Problem to solve:
Write out every line below that includes the word "name".

----------------

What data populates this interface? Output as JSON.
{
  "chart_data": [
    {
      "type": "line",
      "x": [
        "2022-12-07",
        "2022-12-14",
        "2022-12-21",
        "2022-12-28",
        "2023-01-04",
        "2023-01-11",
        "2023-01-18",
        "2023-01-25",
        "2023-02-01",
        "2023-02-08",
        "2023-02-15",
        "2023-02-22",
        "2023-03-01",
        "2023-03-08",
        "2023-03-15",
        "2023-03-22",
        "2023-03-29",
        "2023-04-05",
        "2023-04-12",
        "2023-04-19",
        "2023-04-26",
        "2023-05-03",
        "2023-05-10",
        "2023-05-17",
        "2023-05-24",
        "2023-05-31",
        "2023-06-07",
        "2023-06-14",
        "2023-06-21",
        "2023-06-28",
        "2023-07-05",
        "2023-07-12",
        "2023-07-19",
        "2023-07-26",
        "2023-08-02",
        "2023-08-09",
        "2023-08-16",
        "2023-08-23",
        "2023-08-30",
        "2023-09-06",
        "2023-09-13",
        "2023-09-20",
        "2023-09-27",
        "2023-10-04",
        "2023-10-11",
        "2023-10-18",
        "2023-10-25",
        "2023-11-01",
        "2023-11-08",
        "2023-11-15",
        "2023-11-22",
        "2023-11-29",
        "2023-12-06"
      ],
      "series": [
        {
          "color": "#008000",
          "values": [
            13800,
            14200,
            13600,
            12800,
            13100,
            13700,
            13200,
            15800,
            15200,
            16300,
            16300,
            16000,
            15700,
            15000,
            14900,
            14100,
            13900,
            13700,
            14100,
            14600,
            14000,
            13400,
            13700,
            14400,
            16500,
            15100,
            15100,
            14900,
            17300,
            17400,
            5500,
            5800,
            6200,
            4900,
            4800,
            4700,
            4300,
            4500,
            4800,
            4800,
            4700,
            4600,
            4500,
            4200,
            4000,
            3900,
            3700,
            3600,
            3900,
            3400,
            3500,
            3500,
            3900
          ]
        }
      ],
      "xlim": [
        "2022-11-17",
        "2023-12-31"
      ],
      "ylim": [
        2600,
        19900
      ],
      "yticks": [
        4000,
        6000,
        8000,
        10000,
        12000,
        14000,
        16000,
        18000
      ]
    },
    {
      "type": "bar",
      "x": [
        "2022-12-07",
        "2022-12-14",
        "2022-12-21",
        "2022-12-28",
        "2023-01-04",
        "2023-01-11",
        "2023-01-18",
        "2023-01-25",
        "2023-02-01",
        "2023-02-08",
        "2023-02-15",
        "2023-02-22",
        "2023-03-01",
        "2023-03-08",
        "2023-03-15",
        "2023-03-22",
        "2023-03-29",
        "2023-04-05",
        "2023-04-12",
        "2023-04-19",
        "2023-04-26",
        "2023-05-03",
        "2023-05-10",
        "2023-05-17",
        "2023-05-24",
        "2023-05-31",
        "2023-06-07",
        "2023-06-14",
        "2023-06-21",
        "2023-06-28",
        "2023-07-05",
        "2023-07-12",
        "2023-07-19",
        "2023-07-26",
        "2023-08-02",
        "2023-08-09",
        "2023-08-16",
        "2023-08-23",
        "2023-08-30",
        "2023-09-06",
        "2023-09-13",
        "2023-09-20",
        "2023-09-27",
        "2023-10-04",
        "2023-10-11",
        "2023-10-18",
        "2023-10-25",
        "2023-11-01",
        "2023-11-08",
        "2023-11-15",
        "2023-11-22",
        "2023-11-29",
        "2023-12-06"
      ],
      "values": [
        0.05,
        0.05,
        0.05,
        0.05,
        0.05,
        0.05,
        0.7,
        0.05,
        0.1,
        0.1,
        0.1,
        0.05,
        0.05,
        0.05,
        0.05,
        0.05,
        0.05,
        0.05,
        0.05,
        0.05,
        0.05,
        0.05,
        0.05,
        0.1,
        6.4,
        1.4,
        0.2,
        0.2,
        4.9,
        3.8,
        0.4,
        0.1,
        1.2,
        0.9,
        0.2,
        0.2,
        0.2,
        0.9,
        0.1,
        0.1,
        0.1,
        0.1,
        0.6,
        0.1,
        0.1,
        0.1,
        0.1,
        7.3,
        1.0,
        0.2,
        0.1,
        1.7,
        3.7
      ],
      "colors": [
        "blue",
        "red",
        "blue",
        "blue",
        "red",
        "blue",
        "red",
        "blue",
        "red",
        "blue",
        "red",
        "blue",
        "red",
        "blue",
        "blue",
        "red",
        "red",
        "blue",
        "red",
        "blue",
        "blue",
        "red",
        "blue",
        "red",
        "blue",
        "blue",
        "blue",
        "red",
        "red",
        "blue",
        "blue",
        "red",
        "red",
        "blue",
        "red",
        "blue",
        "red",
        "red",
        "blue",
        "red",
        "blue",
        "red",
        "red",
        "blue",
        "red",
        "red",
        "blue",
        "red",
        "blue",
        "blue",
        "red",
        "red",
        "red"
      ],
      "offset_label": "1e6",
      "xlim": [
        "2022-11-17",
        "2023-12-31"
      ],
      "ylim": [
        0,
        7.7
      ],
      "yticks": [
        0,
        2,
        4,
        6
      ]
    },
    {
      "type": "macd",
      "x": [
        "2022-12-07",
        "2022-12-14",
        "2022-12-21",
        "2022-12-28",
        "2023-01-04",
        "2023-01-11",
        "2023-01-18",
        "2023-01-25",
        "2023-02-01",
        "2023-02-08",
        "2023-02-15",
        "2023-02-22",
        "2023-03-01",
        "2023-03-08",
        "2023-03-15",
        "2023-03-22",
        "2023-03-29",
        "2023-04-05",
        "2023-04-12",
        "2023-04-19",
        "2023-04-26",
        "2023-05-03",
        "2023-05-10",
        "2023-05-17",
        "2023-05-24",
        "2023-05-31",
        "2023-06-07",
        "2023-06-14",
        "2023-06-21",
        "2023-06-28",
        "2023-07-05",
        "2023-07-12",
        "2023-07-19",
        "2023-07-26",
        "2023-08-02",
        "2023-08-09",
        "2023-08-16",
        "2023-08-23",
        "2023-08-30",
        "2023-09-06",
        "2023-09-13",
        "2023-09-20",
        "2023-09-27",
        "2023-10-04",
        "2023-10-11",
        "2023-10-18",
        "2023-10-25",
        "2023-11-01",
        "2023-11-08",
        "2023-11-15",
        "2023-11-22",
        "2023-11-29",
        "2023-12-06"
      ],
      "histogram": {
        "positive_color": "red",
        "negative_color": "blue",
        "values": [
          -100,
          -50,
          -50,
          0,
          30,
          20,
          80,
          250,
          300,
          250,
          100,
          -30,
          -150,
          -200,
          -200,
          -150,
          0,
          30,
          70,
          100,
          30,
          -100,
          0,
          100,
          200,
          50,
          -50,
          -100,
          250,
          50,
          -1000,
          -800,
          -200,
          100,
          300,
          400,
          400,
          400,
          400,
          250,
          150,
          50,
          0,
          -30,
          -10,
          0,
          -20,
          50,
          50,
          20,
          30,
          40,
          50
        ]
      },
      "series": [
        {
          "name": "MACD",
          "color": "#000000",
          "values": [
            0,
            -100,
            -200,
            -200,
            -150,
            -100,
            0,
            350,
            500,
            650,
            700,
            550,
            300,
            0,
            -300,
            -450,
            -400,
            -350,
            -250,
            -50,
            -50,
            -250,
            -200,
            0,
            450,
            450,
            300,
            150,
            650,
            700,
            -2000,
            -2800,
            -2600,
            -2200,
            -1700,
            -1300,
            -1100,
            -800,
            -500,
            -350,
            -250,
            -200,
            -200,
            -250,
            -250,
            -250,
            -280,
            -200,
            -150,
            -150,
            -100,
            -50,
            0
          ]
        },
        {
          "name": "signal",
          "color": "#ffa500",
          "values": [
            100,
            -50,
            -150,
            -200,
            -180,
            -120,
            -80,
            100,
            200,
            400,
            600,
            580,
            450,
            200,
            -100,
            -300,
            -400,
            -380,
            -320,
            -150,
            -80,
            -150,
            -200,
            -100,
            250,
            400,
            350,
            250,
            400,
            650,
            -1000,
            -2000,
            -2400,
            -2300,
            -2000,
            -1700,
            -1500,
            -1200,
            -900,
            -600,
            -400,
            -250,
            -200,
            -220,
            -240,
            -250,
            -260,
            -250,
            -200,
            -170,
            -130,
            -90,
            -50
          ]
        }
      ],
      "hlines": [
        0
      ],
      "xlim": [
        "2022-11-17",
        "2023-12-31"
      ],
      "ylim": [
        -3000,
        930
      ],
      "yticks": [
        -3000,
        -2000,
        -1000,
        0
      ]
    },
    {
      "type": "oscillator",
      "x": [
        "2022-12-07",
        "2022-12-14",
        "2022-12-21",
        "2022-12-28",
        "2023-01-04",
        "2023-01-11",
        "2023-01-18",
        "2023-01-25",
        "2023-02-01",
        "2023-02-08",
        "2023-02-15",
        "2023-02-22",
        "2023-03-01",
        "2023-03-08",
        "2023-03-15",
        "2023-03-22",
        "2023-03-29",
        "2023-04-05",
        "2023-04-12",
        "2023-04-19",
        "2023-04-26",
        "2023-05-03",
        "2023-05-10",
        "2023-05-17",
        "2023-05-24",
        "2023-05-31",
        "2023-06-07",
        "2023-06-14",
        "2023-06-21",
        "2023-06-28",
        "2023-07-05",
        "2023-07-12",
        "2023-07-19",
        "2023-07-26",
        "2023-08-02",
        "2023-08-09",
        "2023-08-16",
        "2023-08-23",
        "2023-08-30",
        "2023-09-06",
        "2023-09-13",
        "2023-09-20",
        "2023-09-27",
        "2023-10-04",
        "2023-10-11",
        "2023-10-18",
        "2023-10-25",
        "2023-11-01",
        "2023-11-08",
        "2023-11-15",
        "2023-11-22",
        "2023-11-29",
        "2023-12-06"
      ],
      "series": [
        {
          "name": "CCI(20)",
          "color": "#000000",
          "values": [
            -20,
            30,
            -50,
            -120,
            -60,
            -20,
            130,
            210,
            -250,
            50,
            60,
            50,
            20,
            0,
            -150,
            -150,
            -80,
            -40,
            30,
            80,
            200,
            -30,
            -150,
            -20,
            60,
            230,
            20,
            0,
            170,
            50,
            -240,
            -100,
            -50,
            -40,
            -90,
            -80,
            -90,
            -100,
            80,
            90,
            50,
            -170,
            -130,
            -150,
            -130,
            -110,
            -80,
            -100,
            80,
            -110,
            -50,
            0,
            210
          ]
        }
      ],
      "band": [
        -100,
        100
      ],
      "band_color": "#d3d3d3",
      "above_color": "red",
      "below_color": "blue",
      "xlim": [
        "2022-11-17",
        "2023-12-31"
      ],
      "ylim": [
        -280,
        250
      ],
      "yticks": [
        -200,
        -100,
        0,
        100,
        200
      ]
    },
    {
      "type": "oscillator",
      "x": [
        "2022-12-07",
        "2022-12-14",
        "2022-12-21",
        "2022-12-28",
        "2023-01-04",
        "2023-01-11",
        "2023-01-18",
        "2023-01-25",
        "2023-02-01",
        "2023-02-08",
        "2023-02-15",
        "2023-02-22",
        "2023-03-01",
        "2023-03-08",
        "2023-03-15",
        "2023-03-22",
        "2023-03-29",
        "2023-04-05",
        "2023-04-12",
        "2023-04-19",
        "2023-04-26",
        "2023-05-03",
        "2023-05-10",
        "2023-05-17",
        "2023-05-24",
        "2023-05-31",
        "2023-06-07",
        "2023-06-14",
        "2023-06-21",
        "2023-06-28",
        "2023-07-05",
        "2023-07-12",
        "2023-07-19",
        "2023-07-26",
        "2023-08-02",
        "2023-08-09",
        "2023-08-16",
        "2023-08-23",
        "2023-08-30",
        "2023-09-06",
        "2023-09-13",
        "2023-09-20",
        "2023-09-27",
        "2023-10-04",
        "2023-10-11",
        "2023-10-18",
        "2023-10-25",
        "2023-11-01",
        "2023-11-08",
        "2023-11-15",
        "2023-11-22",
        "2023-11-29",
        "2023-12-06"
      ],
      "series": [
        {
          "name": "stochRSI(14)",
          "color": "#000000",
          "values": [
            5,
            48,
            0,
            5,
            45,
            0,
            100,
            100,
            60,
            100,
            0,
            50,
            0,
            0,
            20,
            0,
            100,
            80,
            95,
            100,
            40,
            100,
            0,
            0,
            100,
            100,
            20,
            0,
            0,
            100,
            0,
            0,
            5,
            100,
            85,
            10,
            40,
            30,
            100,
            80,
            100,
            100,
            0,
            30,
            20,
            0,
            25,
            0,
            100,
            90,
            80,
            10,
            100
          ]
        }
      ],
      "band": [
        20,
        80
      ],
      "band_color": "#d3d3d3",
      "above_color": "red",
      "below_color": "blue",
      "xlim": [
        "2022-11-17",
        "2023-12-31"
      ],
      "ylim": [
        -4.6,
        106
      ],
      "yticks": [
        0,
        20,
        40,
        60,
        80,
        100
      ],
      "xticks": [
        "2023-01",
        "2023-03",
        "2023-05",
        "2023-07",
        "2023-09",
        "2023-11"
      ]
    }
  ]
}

----------------

Answer:
          "name": "MACD",
          "name": "signal",
          "name": "CCI(20)",
          "name": "stochRSI(14)",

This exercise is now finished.